Supplied entries:
────────

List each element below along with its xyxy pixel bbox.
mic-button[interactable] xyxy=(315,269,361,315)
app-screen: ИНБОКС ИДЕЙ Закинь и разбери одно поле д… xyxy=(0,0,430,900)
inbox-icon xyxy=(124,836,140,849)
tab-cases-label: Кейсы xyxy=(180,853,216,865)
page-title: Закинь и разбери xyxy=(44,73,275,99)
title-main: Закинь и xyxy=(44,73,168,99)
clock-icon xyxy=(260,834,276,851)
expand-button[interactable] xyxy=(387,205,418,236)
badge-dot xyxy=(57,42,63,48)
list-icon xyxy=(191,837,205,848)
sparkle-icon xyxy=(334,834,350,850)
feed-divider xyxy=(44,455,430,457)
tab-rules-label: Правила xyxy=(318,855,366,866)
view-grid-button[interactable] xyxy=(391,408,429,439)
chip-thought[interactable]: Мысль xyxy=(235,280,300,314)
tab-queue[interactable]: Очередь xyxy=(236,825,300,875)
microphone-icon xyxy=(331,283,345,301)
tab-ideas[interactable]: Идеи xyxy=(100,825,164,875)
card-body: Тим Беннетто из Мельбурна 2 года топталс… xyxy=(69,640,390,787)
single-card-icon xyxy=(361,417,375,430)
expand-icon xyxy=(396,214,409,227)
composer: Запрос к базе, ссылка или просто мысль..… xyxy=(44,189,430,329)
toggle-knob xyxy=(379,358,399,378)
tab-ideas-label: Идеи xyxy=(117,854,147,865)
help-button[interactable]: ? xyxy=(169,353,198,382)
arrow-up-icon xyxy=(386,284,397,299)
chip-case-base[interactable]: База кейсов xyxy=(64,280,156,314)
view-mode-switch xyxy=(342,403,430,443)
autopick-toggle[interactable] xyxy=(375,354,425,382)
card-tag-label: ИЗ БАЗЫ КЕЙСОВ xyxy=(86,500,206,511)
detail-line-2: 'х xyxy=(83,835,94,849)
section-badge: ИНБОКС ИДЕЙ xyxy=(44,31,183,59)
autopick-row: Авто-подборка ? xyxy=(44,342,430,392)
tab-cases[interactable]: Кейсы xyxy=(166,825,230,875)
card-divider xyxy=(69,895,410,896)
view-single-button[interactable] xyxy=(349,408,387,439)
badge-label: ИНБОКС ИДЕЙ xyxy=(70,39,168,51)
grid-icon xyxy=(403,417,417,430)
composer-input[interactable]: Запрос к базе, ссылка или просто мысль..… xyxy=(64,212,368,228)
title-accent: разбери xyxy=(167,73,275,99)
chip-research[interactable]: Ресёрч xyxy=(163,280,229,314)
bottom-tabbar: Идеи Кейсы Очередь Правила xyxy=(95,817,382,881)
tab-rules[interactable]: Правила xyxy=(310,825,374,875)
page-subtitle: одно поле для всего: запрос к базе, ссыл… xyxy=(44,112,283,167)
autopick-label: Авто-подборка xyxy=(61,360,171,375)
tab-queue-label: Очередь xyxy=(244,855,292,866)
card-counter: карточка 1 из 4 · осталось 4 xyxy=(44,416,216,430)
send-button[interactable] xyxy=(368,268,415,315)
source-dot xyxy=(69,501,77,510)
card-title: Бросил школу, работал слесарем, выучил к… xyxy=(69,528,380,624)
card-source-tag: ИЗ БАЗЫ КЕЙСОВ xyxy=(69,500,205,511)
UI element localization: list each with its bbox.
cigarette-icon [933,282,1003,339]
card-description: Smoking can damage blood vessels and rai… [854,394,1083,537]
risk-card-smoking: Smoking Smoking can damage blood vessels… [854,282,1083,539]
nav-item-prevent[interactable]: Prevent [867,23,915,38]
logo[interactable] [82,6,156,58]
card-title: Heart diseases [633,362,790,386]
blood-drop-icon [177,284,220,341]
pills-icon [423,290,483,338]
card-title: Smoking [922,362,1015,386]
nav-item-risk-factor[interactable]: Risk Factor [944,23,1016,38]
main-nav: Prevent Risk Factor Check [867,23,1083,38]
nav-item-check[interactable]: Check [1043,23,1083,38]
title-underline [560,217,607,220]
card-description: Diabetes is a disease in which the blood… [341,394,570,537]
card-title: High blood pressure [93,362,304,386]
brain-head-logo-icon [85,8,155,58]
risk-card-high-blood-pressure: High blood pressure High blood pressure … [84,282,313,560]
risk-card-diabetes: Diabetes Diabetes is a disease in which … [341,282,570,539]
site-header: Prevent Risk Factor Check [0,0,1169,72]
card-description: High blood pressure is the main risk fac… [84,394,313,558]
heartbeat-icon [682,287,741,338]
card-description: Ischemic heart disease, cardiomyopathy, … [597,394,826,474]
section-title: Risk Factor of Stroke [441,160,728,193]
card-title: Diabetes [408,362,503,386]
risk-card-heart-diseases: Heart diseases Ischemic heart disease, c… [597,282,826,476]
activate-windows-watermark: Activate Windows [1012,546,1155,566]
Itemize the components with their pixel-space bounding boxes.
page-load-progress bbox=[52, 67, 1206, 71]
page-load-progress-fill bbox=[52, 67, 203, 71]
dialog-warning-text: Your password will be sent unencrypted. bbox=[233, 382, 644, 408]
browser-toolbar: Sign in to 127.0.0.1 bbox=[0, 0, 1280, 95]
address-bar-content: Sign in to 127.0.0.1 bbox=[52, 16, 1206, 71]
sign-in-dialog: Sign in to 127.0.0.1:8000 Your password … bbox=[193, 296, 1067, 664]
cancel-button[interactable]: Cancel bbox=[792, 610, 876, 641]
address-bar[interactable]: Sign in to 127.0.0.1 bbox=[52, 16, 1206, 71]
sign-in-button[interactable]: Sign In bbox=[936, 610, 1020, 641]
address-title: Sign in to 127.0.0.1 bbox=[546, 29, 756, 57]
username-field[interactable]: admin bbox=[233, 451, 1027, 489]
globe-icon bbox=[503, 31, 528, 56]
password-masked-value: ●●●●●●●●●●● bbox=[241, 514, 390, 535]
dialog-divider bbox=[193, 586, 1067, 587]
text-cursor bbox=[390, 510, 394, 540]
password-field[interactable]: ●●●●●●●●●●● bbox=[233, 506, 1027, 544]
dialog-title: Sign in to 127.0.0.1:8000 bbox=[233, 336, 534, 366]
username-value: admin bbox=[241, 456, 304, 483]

────────

Do this:
Copy every entry above verbatim, with no changes.

Right answer:
List each element below along with its xyxy pixel bbox.
mic-button[interactable] xyxy=(315,269,361,315)
app-screen: ИНБОКС ИДЕЙ Закинь и разбери одно поле д… xyxy=(0,0,430,900)
inbox-icon xyxy=(124,836,140,849)
tab-cases-label: Кейсы xyxy=(180,853,216,865)
page-title: Закинь и разбери xyxy=(44,73,275,99)
title-main: Закинь и xyxy=(44,73,168,99)
clock-icon xyxy=(260,834,276,851)
expand-button[interactable] xyxy=(387,205,418,236)
badge-dot xyxy=(57,42,63,48)
list-icon xyxy=(191,837,205,848)
sparkle-icon xyxy=(334,834,350,850)
feed-divider xyxy=(44,455,430,457)
tab-rules-label: Правила xyxy=(318,855,366,866)
view-grid-button[interactable] xyxy=(391,408,429,439)
chip-thought[interactable]: Мысль xyxy=(235,280,300,314)
tab-queue[interactable]: Очередь xyxy=(236,825,300,875)
microphone-icon xyxy=(331,283,345,301)
tab-ideas[interactable]: Идеи xyxy=(100,825,164,875)
card-body: Тим Беннетто из Мельбурна 2 года топталс… xyxy=(69,640,390,787)
single-card-icon xyxy=(361,417,375,430)
expand-icon xyxy=(396,214,409,227)
composer: Запрос к базе, ссылка или просто мысль..… xyxy=(44,189,430,329)
toggle-knob xyxy=(379,358,399,378)
tab-ideas-label: Идеи xyxy=(117,854,147,865)
help-button[interactable]: ? xyxy=(169,353,198,382)
arrow-up-icon xyxy=(386,284,397,299)
chip-case-base[interactable]: База кейсов xyxy=(64,280,156,314)
view-mode-switch xyxy=(342,403,430,443)
autopick-toggle[interactable] xyxy=(375,354,425,382)
card-tag-label: ИЗ БАЗЫ КЕЙСОВ xyxy=(86,500,206,511)
detail-line-2: 'х xyxy=(83,835,94,849)
section-badge: ИНБОКС ИДЕЙ xyxy=(44,31,183,59)
autopick-row: Авто-подборка ? xyxy=(44,342,430,392)
tab-cases[interactable]: Кейсы xyxy=(166,825,230,875)
card-divider xyxy=(69,895,410,896)
view-single-button[interactable] xyxy=(349,408,387,439)
badge-label: ИНБОКС ИДЕЙ xyxy=(70,39,168,51)
grid-icon xyxy=(403,417,417,430)
composer-input[interactable]: Запрос к базе, ссылка или просто мысль..… xyxy=(64,212,368,228)
title-accent: разбери xyxy=(167,73,275,99)
chip-research[interactable]: Ресёрч xyxy=(163,280,229,314)
bottom-tabbar: Идеи Кейсы Очередь Правила xyxy=(95,817,382,881)
tab-rules[interactable]: Правила xyxy=(310,825,374,875)
page-subtitle: одно поле для всего: запрос к базе, ссыл… xyxy=(44,112,283,167)
autopick-label: Авто-подборка xyxy=(61,360,171,375)
tab-queue-label: Очередь xyxy=(244,855,292,866)
card-counter: карточка 1 из 4 · осталось 4 xyxy=(44,416,216,430)
send-button[interactable] xyxy=(368,268,415,315)
source-dot xyxy=(69,501,77,510)
card-title: Бросил школу, работал слесарем, выучил к… xyxy=(69,528,380,624)
card-source-tag: ИЗ БАЗЫ КЕЙСОВ xyxy=(69,500,205,511)
UI element localization: list each with its bbox.
cigarette-icon [933,282,1003,339]
card-description: Smoking can damage blood vessels and rai… [854,394,1083,537]
risk-card-smoking: Smoking Smoking can damage blood vessels… [854,282,1083,539]
nav-item-prevent[interactable]: Prevent [867,23,915,38]
logo[interactable] [82,6,156,58]
card-title: Heart diseases [633,362,790,386]
blood-drop-icon [177,284,220,341]
pills-icon [423,290,483,338]
card-title: Smoking [922,362,1015,386]
nav-item-risk-factor[interactable]: Risk Factor [944,23,1016,38]
main-nav: Prevent Risk Factor Check [867,23,1083,38]
nav-item-check[interactable]: Check [1043,23,1083,38]
title-underline [560,217,607,220]
card-description: Diabetes is a disease in which the blood… [341,394,570,537]
card-title: High blood pressure [93,362,304,386]
brain-head-logo-icon [85,8,155,58]
risk-card-high-blood-pressure: High blood pressure High blood pressure … [84,282,313,560]
risk-card-diabetes: Diabetes Diabetes is a disease in which … [341,282,570,539]
site-header: Prevent Risk Factor Check [0,0,1169,72]
card-description: High blood pressure is the main risk fac… [84,394,313,558]
heartbeat-icon [682,287,741,338]
card-description: Ischemic heart disease, cardiomyopathy, … [597,394,826,474]
section-title: Risk Factor of Stroke [441,160,728,193]
card-title: Diabetes [408,362,503,386]
risk-card-heart-diseases: Heart diseases Ischemic heart disease, c… [597,282,826,476]
activate-windows-watermark: Activate Windows [1012,546,1155,566]
Itemize the components with their pixel-space bounding boxes.
page-load-progress bbox=[52, 67, 1206, 71]
page-load-progress-fill bbox=[52, 67, 203, 71]
dialog-warning-text: Your password will be sent unencrypted. bbox=[233, 382, 644, 408]
browser-toolbar: Sign in to 127.0.0.1 bbox=[0, 0, 1280, 95]
address-bar-content: Sign in to 127.0.0.1 bbox=[52, 16, 1206, 71]
sign-in-dialog: Sign in to 127.0.0.1:8000 Your password … bbox=[193, 296, 1067, 664]
cancel-button[interactable]: Cancel bbox=[792, 610, 876, 641]
address-bar[interactable]: Sign in to 127.0.0.1 bbox=[52, 16, 1206, 71]
sign-in-button[interactable]: Sign In bbox=[936, 610, 1020, 641]
address-title: Sign in to 127.0.0.1 bbox=[546, 29, 756, 57]
username-field[interactable]: admin bbox=[233, 451, 1027, 489]
globe-icon bbox=[503, 31, 528, 56]
password-masked-value: ●●●●●●●●●●● bbox=[241, 514, 390, 535]
dialog-divider bbox=[193, 586, 1067, 587]
text-cursor bbox=[390, 510, 394, 540]
password-field[interactable]: ●●●●●●●●●●● bbox=[233, 506, 1027, 544]
dialog-title: Sign in to 127.0.0.1:8000 bbox=[233, 336, 534, 366]
username-value: admin bbox=[241, 456, 304, 483]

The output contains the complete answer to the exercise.